• [Aim] Gather every line in the records below that contains the word "содержание".

• [Data lines]

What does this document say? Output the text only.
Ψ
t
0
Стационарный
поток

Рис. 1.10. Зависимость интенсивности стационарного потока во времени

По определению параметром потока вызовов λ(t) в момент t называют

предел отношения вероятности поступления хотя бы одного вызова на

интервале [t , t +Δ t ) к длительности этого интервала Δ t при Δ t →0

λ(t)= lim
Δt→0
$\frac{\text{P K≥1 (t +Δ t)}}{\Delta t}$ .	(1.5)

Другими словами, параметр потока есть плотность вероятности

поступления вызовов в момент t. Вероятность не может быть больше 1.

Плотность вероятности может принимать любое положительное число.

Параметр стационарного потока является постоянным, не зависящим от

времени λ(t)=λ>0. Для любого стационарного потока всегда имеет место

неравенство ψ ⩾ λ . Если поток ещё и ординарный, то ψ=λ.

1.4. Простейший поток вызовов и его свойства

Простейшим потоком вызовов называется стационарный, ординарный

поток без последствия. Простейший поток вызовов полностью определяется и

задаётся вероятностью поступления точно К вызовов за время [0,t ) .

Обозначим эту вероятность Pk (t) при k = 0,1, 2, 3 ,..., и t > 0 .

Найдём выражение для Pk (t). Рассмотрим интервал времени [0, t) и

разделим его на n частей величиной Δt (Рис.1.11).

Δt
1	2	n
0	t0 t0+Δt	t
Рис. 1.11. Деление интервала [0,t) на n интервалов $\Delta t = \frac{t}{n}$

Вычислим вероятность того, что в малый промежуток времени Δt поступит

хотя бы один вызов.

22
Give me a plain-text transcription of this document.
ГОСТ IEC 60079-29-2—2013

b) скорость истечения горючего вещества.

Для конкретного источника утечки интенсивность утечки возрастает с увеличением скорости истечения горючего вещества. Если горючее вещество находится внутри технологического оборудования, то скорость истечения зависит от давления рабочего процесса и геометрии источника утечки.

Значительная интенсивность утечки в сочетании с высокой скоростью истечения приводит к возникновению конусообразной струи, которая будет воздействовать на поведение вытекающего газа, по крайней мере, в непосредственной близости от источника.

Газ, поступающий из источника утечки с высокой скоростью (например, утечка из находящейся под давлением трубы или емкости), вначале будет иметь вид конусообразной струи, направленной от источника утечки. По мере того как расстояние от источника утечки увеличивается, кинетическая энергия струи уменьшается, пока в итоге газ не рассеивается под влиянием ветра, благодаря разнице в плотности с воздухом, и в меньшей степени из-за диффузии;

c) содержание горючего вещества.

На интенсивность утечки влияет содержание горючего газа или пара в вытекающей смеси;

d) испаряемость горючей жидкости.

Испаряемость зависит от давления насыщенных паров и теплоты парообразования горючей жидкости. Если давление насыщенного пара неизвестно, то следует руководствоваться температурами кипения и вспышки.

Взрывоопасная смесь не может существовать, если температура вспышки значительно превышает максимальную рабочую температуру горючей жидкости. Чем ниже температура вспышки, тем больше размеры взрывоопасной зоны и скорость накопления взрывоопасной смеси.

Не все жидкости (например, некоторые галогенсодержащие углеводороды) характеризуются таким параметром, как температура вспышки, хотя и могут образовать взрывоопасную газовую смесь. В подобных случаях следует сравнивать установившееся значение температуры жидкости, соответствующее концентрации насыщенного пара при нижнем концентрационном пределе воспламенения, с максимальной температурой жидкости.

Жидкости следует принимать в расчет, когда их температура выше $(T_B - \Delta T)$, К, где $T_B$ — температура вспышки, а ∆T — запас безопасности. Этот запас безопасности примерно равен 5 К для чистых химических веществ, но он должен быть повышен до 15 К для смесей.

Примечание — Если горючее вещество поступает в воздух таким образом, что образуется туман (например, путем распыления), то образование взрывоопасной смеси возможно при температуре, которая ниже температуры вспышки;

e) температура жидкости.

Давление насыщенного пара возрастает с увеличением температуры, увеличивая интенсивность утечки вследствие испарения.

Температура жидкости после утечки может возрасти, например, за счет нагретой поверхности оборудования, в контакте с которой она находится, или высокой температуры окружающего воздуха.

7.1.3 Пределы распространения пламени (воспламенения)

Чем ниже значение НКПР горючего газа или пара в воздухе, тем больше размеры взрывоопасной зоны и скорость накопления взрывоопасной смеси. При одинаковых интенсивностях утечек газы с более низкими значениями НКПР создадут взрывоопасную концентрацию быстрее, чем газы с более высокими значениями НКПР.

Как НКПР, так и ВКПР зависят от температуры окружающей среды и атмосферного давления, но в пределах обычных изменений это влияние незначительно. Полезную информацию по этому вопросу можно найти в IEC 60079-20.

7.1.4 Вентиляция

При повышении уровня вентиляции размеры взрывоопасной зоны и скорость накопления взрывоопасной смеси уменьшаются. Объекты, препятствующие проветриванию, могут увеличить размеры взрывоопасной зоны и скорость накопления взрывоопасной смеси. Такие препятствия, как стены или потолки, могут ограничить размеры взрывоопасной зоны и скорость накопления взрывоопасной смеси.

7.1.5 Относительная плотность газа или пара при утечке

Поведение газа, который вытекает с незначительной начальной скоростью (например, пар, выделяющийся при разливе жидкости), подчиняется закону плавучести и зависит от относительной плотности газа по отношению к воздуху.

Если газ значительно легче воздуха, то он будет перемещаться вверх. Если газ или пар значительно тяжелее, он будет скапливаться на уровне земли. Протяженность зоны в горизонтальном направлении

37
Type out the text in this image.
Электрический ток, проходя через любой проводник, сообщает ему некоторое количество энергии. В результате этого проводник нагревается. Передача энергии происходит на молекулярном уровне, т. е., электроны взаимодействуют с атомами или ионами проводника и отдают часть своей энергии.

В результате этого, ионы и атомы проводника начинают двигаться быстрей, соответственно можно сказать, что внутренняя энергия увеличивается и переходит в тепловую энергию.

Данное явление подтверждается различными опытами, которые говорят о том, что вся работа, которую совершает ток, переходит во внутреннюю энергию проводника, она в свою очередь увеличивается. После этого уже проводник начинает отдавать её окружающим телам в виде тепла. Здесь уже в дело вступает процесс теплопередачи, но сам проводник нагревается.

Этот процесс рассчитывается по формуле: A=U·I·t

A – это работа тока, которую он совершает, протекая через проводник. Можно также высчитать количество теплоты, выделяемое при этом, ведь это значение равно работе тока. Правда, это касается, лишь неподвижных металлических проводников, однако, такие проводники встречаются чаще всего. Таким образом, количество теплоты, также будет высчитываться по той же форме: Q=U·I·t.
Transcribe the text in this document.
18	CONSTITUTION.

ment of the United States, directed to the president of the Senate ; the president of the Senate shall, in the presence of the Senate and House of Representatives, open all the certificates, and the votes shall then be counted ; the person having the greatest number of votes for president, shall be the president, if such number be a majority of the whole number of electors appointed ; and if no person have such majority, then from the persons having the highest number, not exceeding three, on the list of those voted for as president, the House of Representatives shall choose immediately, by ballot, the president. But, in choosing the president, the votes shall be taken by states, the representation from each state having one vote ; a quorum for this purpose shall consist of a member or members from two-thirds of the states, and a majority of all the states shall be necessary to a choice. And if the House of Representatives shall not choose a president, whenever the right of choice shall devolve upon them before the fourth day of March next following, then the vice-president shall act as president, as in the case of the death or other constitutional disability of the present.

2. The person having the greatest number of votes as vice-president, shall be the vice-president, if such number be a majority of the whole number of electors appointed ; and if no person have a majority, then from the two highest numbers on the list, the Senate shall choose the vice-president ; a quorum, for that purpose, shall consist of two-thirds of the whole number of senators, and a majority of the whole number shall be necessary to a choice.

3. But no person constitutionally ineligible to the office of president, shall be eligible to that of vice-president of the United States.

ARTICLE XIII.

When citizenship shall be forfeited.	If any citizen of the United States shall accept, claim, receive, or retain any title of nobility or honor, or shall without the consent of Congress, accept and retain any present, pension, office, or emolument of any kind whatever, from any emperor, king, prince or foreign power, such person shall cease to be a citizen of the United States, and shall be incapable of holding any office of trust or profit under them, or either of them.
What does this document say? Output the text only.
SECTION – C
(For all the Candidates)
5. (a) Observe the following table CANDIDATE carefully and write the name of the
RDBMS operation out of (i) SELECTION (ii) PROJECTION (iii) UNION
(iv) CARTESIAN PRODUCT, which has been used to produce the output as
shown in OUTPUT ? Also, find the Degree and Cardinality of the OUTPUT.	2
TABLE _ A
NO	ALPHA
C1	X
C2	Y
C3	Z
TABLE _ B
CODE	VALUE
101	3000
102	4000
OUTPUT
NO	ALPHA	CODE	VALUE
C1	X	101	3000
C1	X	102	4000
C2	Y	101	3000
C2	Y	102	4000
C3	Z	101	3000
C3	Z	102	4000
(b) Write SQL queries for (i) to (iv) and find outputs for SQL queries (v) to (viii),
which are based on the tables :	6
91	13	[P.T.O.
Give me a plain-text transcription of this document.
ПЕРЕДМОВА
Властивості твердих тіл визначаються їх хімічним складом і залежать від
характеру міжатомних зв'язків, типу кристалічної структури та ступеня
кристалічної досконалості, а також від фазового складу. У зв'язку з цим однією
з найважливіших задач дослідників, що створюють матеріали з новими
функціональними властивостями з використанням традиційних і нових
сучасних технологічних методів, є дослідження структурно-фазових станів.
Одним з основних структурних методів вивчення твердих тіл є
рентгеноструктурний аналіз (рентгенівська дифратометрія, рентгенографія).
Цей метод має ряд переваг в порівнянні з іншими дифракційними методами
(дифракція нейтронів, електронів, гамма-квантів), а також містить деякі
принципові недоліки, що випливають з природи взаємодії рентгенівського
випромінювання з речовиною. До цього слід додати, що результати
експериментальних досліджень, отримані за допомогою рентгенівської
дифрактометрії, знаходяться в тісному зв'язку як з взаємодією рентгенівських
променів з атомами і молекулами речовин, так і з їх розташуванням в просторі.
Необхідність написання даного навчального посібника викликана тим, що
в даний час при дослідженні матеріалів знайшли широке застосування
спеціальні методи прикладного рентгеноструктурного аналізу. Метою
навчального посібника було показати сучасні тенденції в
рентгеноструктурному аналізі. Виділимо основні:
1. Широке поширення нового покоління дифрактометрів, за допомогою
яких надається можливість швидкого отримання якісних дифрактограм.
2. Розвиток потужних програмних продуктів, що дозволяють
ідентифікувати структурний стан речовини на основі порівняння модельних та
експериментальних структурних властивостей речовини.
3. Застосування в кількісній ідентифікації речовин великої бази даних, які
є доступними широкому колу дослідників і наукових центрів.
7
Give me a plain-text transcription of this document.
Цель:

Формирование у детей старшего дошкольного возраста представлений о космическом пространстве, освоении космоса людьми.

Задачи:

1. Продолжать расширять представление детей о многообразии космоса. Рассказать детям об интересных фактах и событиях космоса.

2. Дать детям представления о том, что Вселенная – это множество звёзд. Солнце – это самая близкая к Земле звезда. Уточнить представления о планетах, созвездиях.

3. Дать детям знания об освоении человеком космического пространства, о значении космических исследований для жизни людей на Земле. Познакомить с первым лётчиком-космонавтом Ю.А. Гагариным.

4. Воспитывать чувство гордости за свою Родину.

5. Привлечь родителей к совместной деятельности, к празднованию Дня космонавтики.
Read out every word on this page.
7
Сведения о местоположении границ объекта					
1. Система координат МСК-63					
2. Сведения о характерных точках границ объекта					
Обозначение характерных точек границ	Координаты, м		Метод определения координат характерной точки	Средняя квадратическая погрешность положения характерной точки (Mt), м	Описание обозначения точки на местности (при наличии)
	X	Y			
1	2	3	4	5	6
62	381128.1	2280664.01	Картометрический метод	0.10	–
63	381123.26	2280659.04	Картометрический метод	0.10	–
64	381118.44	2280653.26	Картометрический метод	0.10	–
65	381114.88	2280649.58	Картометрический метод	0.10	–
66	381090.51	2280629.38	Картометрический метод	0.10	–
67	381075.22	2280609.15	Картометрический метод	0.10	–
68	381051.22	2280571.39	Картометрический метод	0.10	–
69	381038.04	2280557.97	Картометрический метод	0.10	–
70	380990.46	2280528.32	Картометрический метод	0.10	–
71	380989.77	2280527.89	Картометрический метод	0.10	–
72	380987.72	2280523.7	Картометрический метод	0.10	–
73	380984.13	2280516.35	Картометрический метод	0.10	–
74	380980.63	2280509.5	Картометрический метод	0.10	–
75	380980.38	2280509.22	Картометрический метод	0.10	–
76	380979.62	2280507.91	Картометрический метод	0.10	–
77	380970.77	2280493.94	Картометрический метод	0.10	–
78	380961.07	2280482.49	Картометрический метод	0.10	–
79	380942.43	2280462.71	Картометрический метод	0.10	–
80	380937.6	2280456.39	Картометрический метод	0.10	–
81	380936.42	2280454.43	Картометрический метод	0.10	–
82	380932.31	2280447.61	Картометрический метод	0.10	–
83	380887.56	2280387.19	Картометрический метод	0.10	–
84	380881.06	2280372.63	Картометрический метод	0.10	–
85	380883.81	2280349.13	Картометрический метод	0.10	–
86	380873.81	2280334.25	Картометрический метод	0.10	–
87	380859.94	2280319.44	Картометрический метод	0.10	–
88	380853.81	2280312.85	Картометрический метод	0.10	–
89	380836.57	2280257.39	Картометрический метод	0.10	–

• [Exercise answer]
c) содержание горючего вещества.
На интенсивность утечки влияет содержание горючего газа или пара в вытекающей смеси;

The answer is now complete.